Recopiez intégralement, sans la moindre modification, le texte sur la ville et la pollution.

» **Texte source**:
*-*-*
Quitter les villes, revenir à une vie pastorale, serait le meilleur moyen de régler une grande partie des problèmes environnementaux. Faux. Individuellement, que nous vivions à la campagne ou en ville, nous polluons autant. C’est notre mode de vie qui est source de pollution, non l’endroit où nous vivons. Pour polluer moins, nous devons changer de mode de vie, non pas nécessairement déménager. Nous avons même intérêt à vivre en ville : la ville permet des économies d’échelle !

[Au cours du XXe siècle,] les architectes ont construit les villes autour des voitures plutôt que des gens, écrit Fred Pearce dans NewScientist.

Le mode de vie banlieusard qui en a découlé est un désastre écologique. En voulant concilier campagne et ville, il impose des temps de transport de plus en plus longs, donc multiplie les pollutions.

Mais les gens ne fuient pas les centres ville que pour avoir leur bout de jardin, ils fuient aussi pour trouver des loyers moins chers. Il faut donc régler la crise du logement dans les villes. Solution : construire plus dense pour éviter que la surface des villes ne grandissent dangereusement. Pour réduire les transports, il faut rapprocher les gens les uns des autres et les rapprocher de leur lieu de travail. Il faut resserrer le tissus urbain plutôt que le relâcher comme c’est le cas aujourd’hui.
*-*-*
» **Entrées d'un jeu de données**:
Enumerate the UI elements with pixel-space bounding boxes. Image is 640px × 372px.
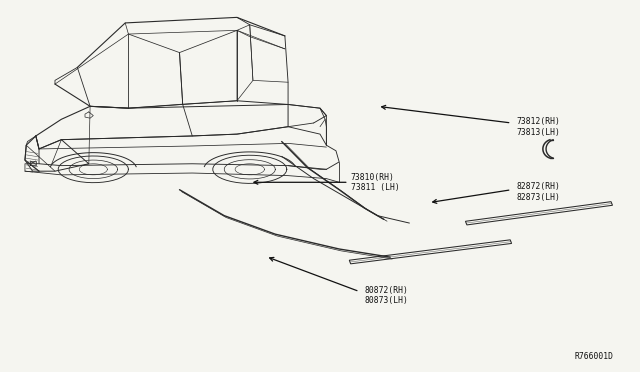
Text: R766001D: R766001D (575, 352, 614, 361)
Text: 82872(RH)
82873(LH): 82872(RH) 82873(LH) (516, 182, 561, 202)
Text: 73810(RH)
73811 (LH): 73810(RH) 73811 (LH) (351, 173, 399, 192)
Text: 80872(RH)
80873(LH): 80872(RH) 80873(LH) (365, 286, 408, 305)
Text: 73812(RH)
73813(LH): 73812(RH) 73813(LH) (516, 118, 561, 137)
*-*-*
» **Réponse**:
Quitter les villes, revenir à une vie pastorale, serait le meilleur moyen de régler une grande partie des problèmes environnementaux. Faux. Individuellement, que nous vivions à la campagne ou en ville, nous polluons autant. C’est notre mode de vie qui est source de pollution, non l’endroit où nous vivons. Pour polluer moins, nous devons changer de mode de vie, non pas nécessairement déménager. Nous avons même intérêt à vivre en ville : la ville permet des économies d’échelle !

[Au cours du XXe siècle,] les architectes ont construit les villes autour des voitures plutôt que des gens, écrit Fred Pearce dans NewScientist.

Le mode de vie banlieusard qui en a découlé est un désastre écologique. En voulant concilier campagne et ville, il impose des temps de transport de plus en plus longs, donc multiplie les pollutions.

Mais les gens ne fuient pas les centres ville que pour avoir leur bout de jardin, ils fuient aussi pour trouver des loyers moins chers. Il faut donc régler la crise du logement dans les villes. Solution : construire plus dense pour éviter que la surface des villes ne grandissent dangereusement. Pour réduire les transports, il faut rapprocher les gens les uns des autres et les rapprocher de leur lieu de travail. Il faut resserrer le tissus urbain plutôt que le relâcher comme c’est le cas aujourd’hui.